(Stored data)

____________________

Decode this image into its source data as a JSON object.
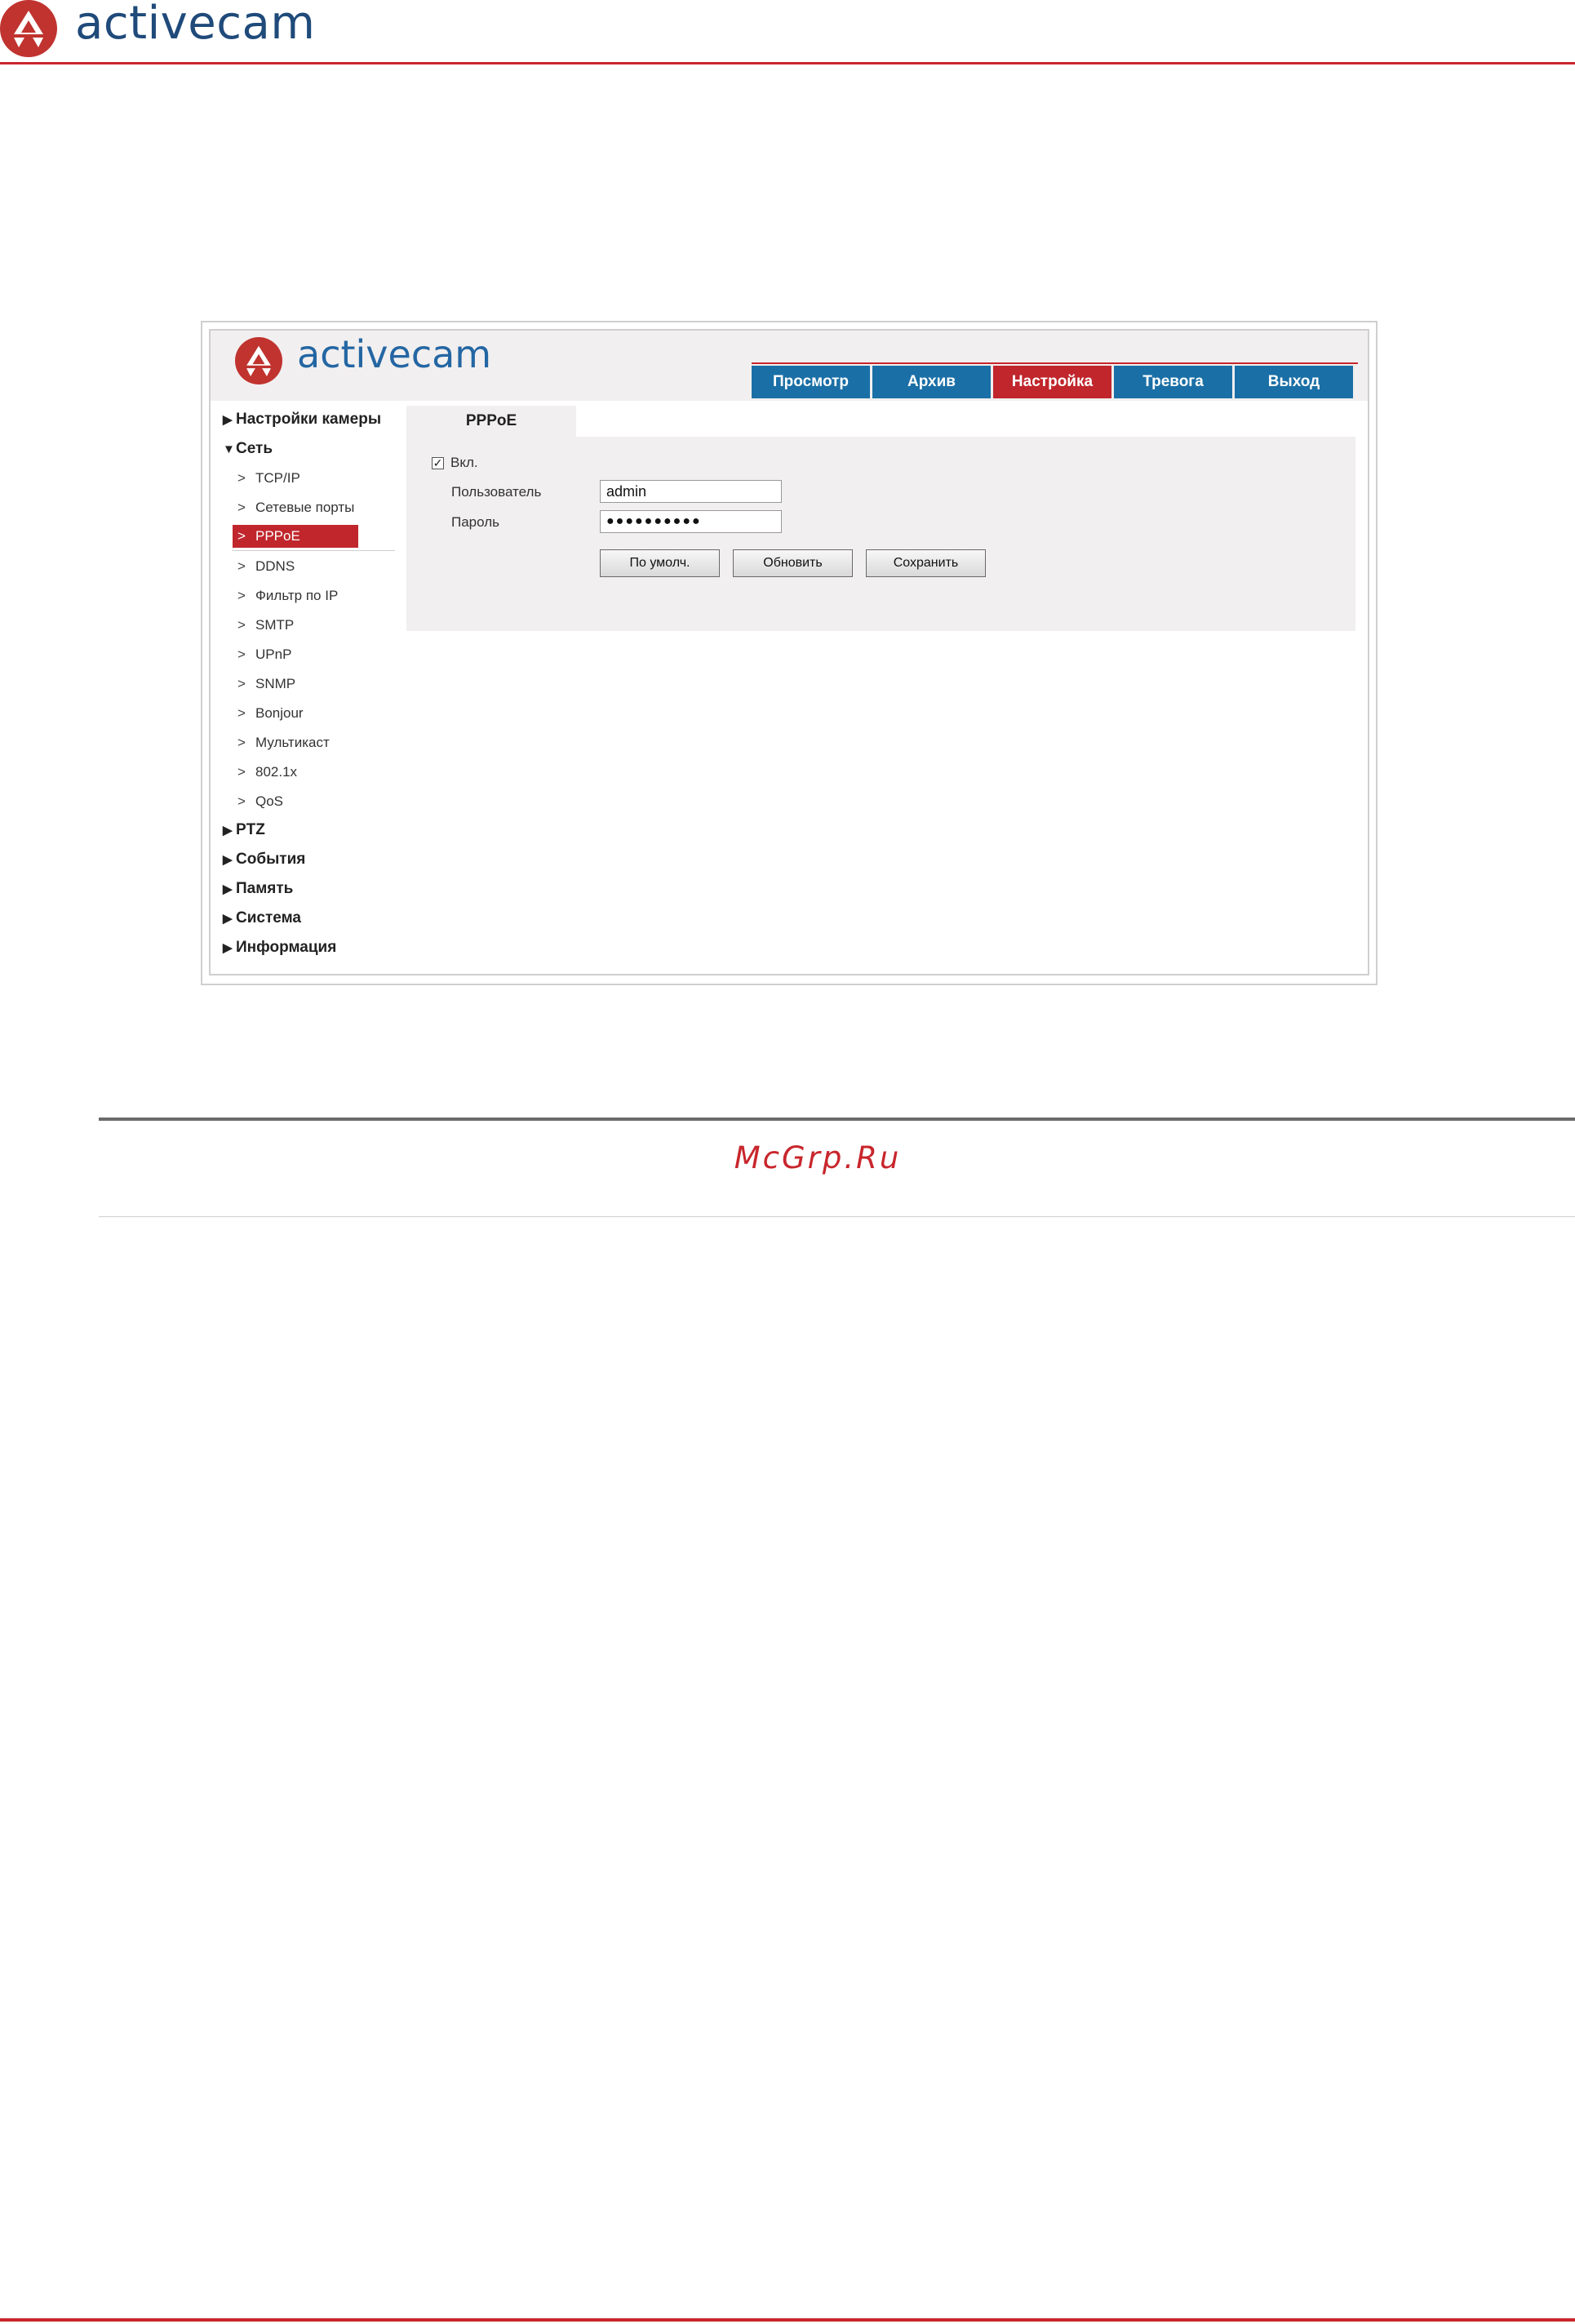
{
  "page": {
    "logo_text": "activecam",
    "watermark": "McGrp.Ru"
  },
  "app": {
    "logo_text": "activecam",
    "tabs": [
      {
        "label": "Просмотр",
        "active": false
      },
      {
        "label": "Архив",
        "active": false
      },
      {
        "label": "Настройка",
        "active": true
      },
      {
        "label": "Тревога",
        "active": false
      },
      {
        "label": "Выход",
        "active": false
      }
    ],
    "sidebar": {
      "camera_settings": "Настройки камеры",
      "network": "Сеть",
      "network_items": [
        {
          "label": "TCP/IP"
        },
        {
          "label": "Сетевые порты"
        },
        {
          "label": "PPPoE",
          "active": true
        },
        {
          "label": "DDNS"
        },
        {
          "label": "Фильтр по IP"
        },
        {
          "label": "SMTP"
        },
        {
          "label": "UPnP"
        },
        {
          "label": "SNMP"
        },
        {
          "label": "Bonjour"
        },
        {
          "label": "Мультикаст"
        },
        {
          "label": "802.1x"
        },
        {
          "label": "QoS"
        }
      ],
      "ptz": "PTZ",
      "events": "События",
      "storage": "Память",
      "system": "Система",
      "info": "Информация"
    },
    "content": {
      "tab_label": "PPPoE",
      "enable_label": "Вкл.",
      "enable_checked": true,
      "user_label": "Пользователь",
      "user_value": "admin",
      "password_label": "Пароль",
      "password_value": "●●●●●●●●●●",
      "buttons": {
        "default": "По умолч.",
        "refresh": "Обновить",
        "save": "Сохранить"
      }
    }
  },
  "colors": {
    "brand_red": "#c8262c",
    "tab_blue": "#1a6fa6",
    "logo_blue": "#2466a3",
    "page_logo_navy": "#1f4a7a"
  }
}
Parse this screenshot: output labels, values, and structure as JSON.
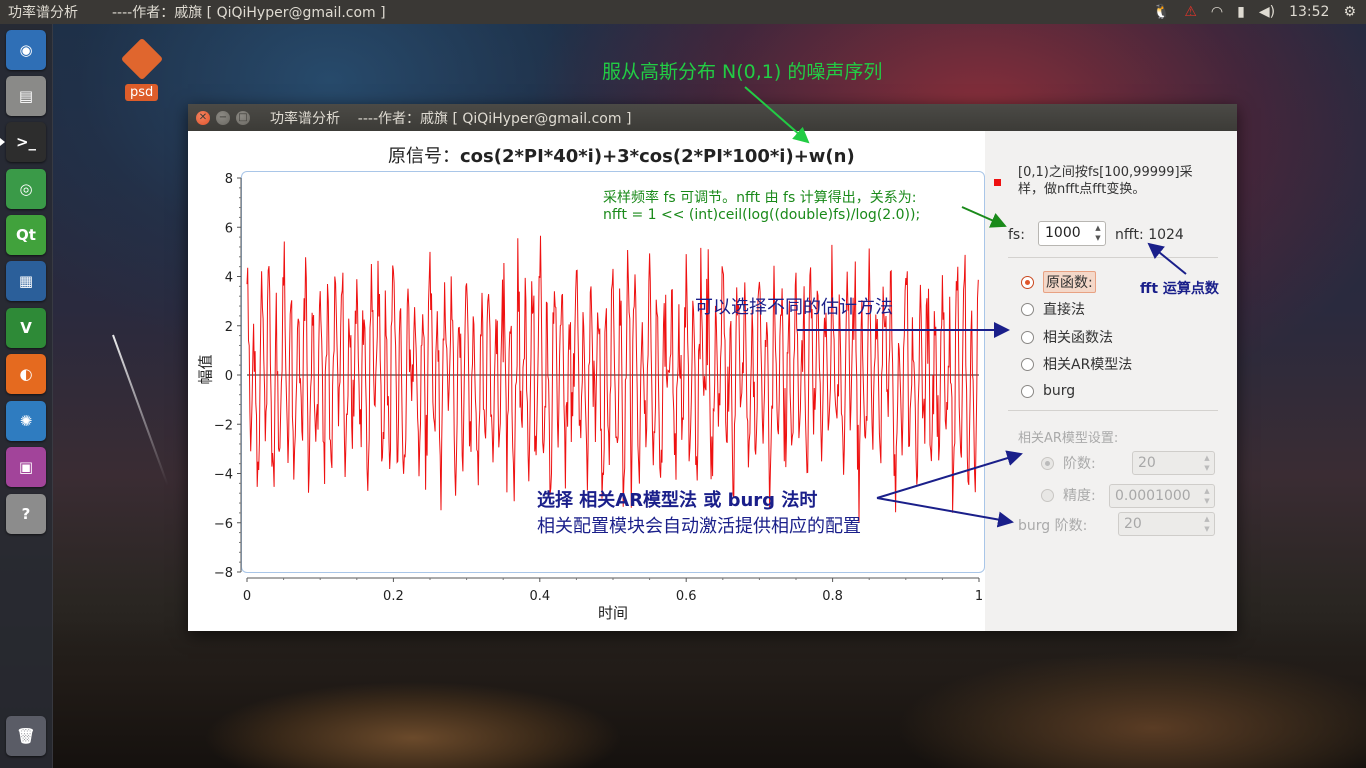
{
  "top_panel": {
    "app_name": "功率谱分析",
    "window_title": "----作者：戚旗 [ QiQiHyper@gmail.com ]",
    "clock": "13:52"
  },
  "launcher": {
    "items": [
      {
        "name": "ubuntu-dash-icon",
        "glyph": "◉",
        "color": "#2f6fb6"
      },
      {
        "name": "file-manager-icon",
        "glyph": "▤",
        "color": "#8a8a88"
      },
      {
        "name": "terminal-icon",
        "glyph": ">_",
        "color": "#2d2d2d"
      },
      {
        "name": "chrome-icon",
        "glyph": "◎",
        "color": "#3a9a48"
      },
      {
        "name": "qt-creator-icon",
        "glyph": "Qt",
        "color": "#41a23c"
      },
      {
        "name": "virtualbox-icon",
        "glyph": "▦",
        "color": "#2b5f9a"
      },
      {
        "name": "vim-icon",
        "glyph": "V",
        "color": "#2e8a37"
      },
      {
        "name": "firefox-icon",
        "glyph": "◐",
        "color": "#e56a1f"
      },
      {
        "name": "shotwell-icon",
        "glyph": "✺",
        "color": "#2f7cc0"
      },
      {
        "name": "video-app-icon",
        "glyph": "▣",
        "color": "#a2449a"
      },
      {
        "name": "unknown-app-icon",
        "glyph": "?",
        "color": "#8c8c8c"
      },
      {
        "name": "trash-icon",
        "glyph": "🗑",
        "color": "#5a5c66"
      }
    ]
  },
  "desktop": {
    "icon_label": "psd"
  },
  "window": {
    "title": "功率谱分析    ----作者：戚旗 [ QiQiHyper@gmail.com ]",
    "close_glyph": "✕",
    "min_glyph": "−",
    "max_glyph": "□"
  },
  "plot": {
    "title_prefix": "原信号：",
    "title_formula": "cos(2*PI*40*i)+3*cos(2*PI*100*i)+w(n)",
    "xlabel": "时间",
    "ylabel": "幅值"
  },
  "chart_data": {
    "type": "line",
    "title": "原信号：cos(2*PI*40*i)+3*cos(2*PI*100*i)+w(n)",
    "xlabel": "时间",
    "ylabel": "幅值",
    "xlim": [
      0,
      1
    ],
    "ylim": [
      -8,
      8
    ],
    "x_ticks": [
      "0",
      "0.2",
      "0.4",
      "0.6",
      "0.8",
      "1"
    ],
    "y_ticks": [
      "8",
      "6",
      "4",
      "2",
      "0",
      "−2",
      "−4",
      "−6",
      "−8"
    ],
    "grid": false,
    "series": [
      {
        "color": "#ee1111",
        "description_samples": 1000,
        "formula": "cos(2*PI*40*i)+3*cos(2*PI*100*i)+w(n)"
      }
    ]
  },
  "panel": {
    "info": "[0,1)之间按fs[100,99999]采样，做nfft点fft变换。",
    "fs_label": "fs:",
    "fs_value": "1000",
    "nfft_label": "nfft:",
    "nfft_value": "1024",
    "methods": [
      "原函数:",
      "直接法",
      "相关函数法",
      "相关AR模型法",
      "burg"
    ],
    "selected_method_index": 0,
    "ar_group_title": "相关AR模型设置:",
    "order_label": "阶数:",
    "order_value": "20",
    "precision_label": "精度:",
    "precision_value": "0.0001000",
    "burg_order_label": "burg 阶数:",
    "burg_order_value": "20"
  },
  "annotations": {
    "noise": "服从高斯分布 N(0,1) 的噪声序列",
    "fs_note_1": "采样频率 fs 可调节。nfft 由 fs 计算得出，关系为:",
    "fs_note_2": "nfft =  1 << (int)ceil(log((double)fs)/log(2.0));",
    "fft_points": "fft 运算点数",
    "methods": "可以选择不同的估计方法",
    "config_1": "选择 相关AR模型法 或 burg 法时",
    "config_2": "相关配置模块会自动激活提供相应的配置",
    "colors": {
      "green": "#22cc44",
      "dark_green": "#1a8a1a",
      "navy": "#1a1f8a"
    }
  }
}
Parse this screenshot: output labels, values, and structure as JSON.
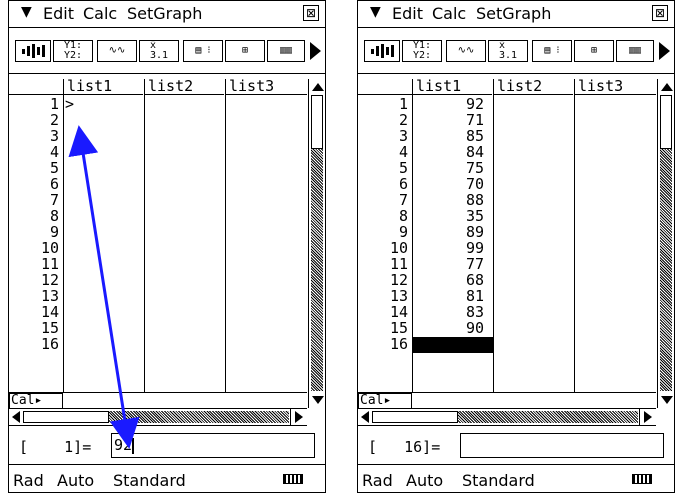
{
  "menu": {
    "edit": "Edit",
    "calc": "Calc",
    "setgraph": "SetGraph",
    "close_glyph": "⊠",
    "menu_glyph": "▼"
  },
  "columns": [
    "list1",
    "list2",
    "list3"
  ],
  "row_numbers": [
    "1",
    "2",
    "3",
    "4",
    "5",
    "6",
    "7",
    "8",
    "9",
    "10",
    "11",
    "12",
    "13",
    "14",
    "15",
    "16"
  ],
  "cal_label": "Cal▸",
  "status": {
    "angle": "Rad",
    "mode": "Auto",
    "format": "Standard"
  },
  "toolbar_icons": [
    "graph-icon",
    "y-equals-icon",
    "stat-calc-icon",
    "stat-summary-icon",
    "regression-icon",
    "window-icon",
    "list-icon"
  ],
  "left": {
    "cursor_marker": ">",
    "entry_label": "[    1]=",
    "entry_value": "92"
  },
  "right": {
    "list1_values": [
      "92",
      "71",
      "85",
      "84",
      "75",
      "70",
      "88",
      "35",
      "89",
      "99",
      "77",
      "68",
      "81",
      "83",
      "90"
    ],
    "entry_label": "[   16]=",
    "entry_value": ""
  },
  "colors": {
    "arrow": "#1a1aff",
    "ink": "#000000",
    "background": "#ffffff"
  }
}
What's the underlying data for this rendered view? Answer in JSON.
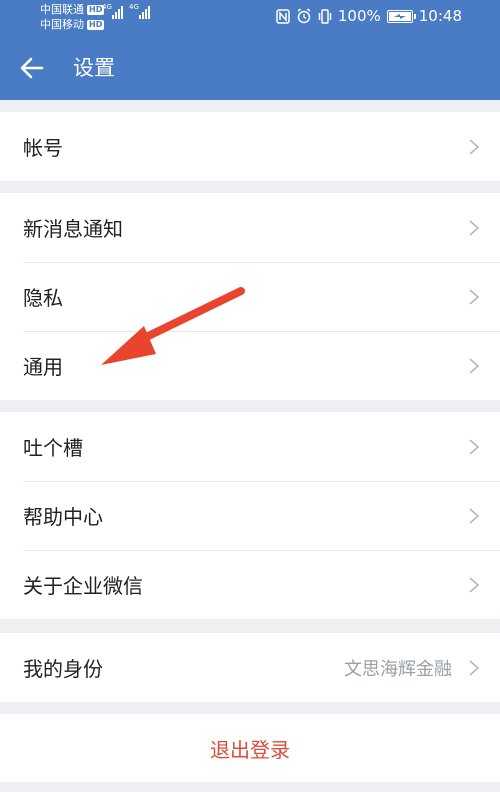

____________________

▶ **Exercise objective**:
Find every line in the listing that holds the string "info", then say how many there are as a bare number.

▶ **Task result**:
2